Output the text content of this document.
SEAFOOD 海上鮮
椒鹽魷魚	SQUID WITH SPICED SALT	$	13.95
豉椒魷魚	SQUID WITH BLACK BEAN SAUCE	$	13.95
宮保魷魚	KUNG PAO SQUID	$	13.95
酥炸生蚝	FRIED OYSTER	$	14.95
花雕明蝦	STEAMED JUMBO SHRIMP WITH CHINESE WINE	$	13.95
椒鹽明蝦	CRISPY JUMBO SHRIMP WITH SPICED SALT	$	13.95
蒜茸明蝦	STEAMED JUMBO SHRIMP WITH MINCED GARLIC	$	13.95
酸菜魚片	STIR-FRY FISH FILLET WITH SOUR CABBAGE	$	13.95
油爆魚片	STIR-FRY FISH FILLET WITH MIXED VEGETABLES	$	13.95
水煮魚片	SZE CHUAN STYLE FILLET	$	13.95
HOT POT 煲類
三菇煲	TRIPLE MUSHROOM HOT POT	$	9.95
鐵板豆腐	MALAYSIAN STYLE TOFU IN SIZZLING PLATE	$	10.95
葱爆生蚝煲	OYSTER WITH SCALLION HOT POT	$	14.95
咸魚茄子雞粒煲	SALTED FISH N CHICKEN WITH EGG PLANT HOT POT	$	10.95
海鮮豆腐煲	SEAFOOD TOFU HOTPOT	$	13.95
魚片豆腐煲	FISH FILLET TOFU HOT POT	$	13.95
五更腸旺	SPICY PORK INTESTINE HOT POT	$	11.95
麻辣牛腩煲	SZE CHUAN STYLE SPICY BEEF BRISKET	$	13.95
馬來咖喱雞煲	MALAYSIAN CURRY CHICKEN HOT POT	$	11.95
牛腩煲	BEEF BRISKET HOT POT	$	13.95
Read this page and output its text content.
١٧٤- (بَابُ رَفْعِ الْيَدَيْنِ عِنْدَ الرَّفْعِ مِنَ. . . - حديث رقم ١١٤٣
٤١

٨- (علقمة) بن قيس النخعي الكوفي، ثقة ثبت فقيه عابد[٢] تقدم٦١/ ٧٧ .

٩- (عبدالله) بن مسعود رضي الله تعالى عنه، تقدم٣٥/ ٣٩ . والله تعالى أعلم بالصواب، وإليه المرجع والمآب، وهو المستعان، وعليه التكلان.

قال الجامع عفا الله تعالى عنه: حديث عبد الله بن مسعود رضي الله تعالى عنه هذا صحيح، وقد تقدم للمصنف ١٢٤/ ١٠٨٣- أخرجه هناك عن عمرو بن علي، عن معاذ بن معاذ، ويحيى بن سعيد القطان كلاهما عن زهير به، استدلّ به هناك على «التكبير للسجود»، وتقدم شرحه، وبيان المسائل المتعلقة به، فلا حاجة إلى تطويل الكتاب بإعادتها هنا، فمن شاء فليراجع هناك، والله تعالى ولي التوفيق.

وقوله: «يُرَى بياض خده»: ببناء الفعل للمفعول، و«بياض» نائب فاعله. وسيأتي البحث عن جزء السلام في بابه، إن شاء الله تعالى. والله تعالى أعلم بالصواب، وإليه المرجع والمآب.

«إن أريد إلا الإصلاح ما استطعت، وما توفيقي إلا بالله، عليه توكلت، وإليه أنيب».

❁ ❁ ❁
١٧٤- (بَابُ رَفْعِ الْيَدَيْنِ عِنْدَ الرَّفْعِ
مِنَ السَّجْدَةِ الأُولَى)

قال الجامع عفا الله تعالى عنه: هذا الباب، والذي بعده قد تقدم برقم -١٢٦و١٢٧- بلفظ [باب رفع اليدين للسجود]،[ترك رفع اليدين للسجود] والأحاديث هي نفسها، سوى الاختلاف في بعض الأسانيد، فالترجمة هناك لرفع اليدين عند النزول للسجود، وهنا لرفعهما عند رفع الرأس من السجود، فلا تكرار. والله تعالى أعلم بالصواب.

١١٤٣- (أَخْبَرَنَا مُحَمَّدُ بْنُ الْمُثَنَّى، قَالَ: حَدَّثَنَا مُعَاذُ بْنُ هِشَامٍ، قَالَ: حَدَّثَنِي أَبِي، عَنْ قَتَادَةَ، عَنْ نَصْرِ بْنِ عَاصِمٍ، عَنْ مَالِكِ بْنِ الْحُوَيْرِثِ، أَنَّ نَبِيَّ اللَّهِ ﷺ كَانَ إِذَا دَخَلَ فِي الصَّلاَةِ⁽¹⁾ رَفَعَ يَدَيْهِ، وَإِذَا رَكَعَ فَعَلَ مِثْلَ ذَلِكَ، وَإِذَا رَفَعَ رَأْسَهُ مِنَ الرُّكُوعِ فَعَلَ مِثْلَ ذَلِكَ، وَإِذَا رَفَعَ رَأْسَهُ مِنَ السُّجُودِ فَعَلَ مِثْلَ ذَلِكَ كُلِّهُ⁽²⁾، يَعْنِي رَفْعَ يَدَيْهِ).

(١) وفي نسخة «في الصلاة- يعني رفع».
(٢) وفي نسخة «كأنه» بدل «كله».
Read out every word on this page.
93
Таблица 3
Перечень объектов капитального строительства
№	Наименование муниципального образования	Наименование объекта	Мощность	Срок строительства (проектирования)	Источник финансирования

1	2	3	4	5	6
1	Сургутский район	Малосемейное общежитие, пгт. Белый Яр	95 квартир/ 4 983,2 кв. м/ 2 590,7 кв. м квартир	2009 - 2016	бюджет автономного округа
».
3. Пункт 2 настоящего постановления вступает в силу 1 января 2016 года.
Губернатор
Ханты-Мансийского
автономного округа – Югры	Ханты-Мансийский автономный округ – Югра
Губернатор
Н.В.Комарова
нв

*WHAT YOU HAVE TO DO:* Repeat the records above in full, character for character.

*EXERCISE OUTPUT:*
Output the text content of this document.
SEAFOOD 海上鮮
椒鹽魷魚	SQUID WITH SPICED SALT	$	13.95
豉椒魷魚	SQUID WITH BLACK BEAN SAUCE	$	13.95
宮保魷魚	KUNG PAO SQUID	$	13.95
酥炸生蚝	FRIED OYSTER	$	14.95
花雕明蝦	STEAMED JUMBO SHRIMP WITH CHINESE WINE	$	13.95
椒鹽明蝦	CRISPY JUMBO SHRIMP WITH SPICED SALT	$	13.95
蒜茸明蝦	STEAMED JUMBO SHRIMP WITH MINCED GARLIC	$	13.95
酸菜魚片	STIR-FRY FISH FILLET WITH SOUR CABBAGE	$	13.95
油爆魚片	STIR-FRY FISH FILLET WITH MIXED VEGETABLES	$	13.95
水煮魚片	SZE CHUAN STYLE FILLET	$	13.95
HOT POT 煲類
三菇煲	TRIPLE MUSHROOM HOT POT	$	9.95
鐵板豆腐	MALAYSIAN STYLE TOFU IN SIZZLING PLATE	$	10.95
葱爆生蚝煲	OYSTER WITH SCALLION HOT POT	$	14.95
咸魚茄子雞粒煲	SALTED FISH N CHICKEN WITH EGG PLANT HOT POT	$	10.95
海鮮豆腐煲	SEAFOOD TOFU HOTPOT	$	13.95
魚片豆腐煲	FISH FILLET TOFU HOT POT	$	13.95
五更腸旺	SPICY PORK INTESTINE HOT POT	$	11.95
麻辣牛腩煲	SZE CHUAN STYLE SPICY BEEF BRISKET	$	13.95
馬來咖喱雞煲	MALAYSIAN CURRY CHICKEN HOT POT	$	11.95
牛腩煲	BEEF BRISKET HOT POT	$	13.95
Read this page and output its text content.
١٧٤- (بَابُ رَفْعِ الْيَدَيْنِ عِنْدَ الرَّفْعِ مِنَ. . . - حديث رقم ١١٤٣
٤١

٨- (علقمة) بن قيس النخعي الكوفي، ثقة ثبت فقيه عابد[٢] تقدم٦١/ ٧٧ .

٩- (عبدالله) بن مسعود رضي الله تعالى عنه، تقدم٣٥/ ٣٩ . والله تعالى أعلم بالصواب، وإليه المرجع والمآب، وهو المستعان، وعليه التكلان.

قال الجامع عفا الله تعالى عنه: حديث عبد الله بن مسعود رضي الله تعالى عنه هذا صحيح، وقد تقدم للمصنف ١٢٤/ ١٠٨٣- أخرجه هناك عن عمرو بن علي، عن معاذ بن معاذ، ويحيى بن سعيد القطان كلاهما عن زهير به، استدلّ به هناك على «التكبير للسجود»، وتقدم شرحه، وبيان المسائل المتعلقة به، فلا حاجة إلى تطويل الكتاب بإعادتها هنا، فمن شاء فليراجع هناك، والله تعالى ولي التوفيق.

وقوله: «يُرَى بياض خده»: ببناء الفعل للمفعول، و«بياض» نائب فاعله. وسيأتي البحث عن جزء السلام في بابه، إن شاء الله تعالى. والله تعالى أعلم بالصواب، وإليه المرجع والمآب.

«إن أريد إلا الإصلاح ما استطعت، وما توفيقي إلا بالله، عليه توكلت، وإليه أنيب».

❁ ❁ ❁
١٧٤- (بَابُ رَفْعِ الْيَدَيْنِ عِنْدَ الرَّفْعِ
مِنَ السَّجْدَةِ الأُولَى)

قال الجامع عفا الله تعالى عنه: هذا الباب، والذي بعده قد تقدم برقم -١٢٦و١٢٧- بلفظ [باب رفع اليدين للسجود]،[ترك رفع اليدين للسجود] والأحاديث هي نفسها، سوى الاختلاف في بعض الأسانيد، فالترجمة هناك لرفع اليدين عند النزول للسجود، وهنا لرفعهما عند رفع الرأس من السجود، فلا تكرار. والله تعالى أعلم بالصواب.

١١٤٣- (أَخْبَرَنَا مُحَمَّدُ بْنُ الْمُثَنَّى، قَالَ: حَدَّثَنَا مُعَاذُ بْنُ هِشَامٍ، قَالَ: حَدَّثَنِي أَبِي، عَنْ قَتَادَةَ، عَنْ نَصْرِ بْنِ عَاصِمٍ، عَنْ مَالِكِ بْنِ الْحُوَيْرِثِ، أَنَّ نَبِيَّ اللَّهِ ﷺ كَانَ إِذَا دَخَلَ فِي الصَّلاَةِ⁽¹⁾ رَفَعَ يَدَيْهِ، وَإِذَا رَكَعَ فَعَلَ مِثْلَ ذَلِكَ، وَإِذَا رَفَعَ رَأْسَهُ مِنَ الرُّكُوعِ فَعَلَ مِثْلَ ذَلِكَ، وَإِذَا رَفَعَ رَأْسَهُ مِنَ السُّجُودِ فَعَلَ مِثْلَ ذَلِكَ كُلِّهُ⁽²⁾، يَعْنِي رَفْعَ يَدَيْهِ).

(١) وفي نسخة «في الصلاة- يعني رفع».
(٢) وفي نسخة «كأنه» بدل «كله».
Read out every word on this page.
93
Таблица 3
Перечень объектов капитального строительства
№	Наименование муниципального образования	Наименование объекта	Мощность	Срок строительства (проектирования)	Источник финансирования

1	2	3	4	5	6
1	Сургутский район	Малосемейное общежитие, пгт. Белый Яр	95 квартир/ 4 983,2 кв. м/ 2 590,7 кв. м квартир	2009 - 2016	бюджет автономного округа
».
3. Пункт 2 настоящего постановления вступает в силу 1 января 2016 года.
Губернатор
Ханты-Мансийского
автономного округа – Югры	Ханты-Мансийский автономный округ – Югра
Губернатор
Н.В.Комарова
нв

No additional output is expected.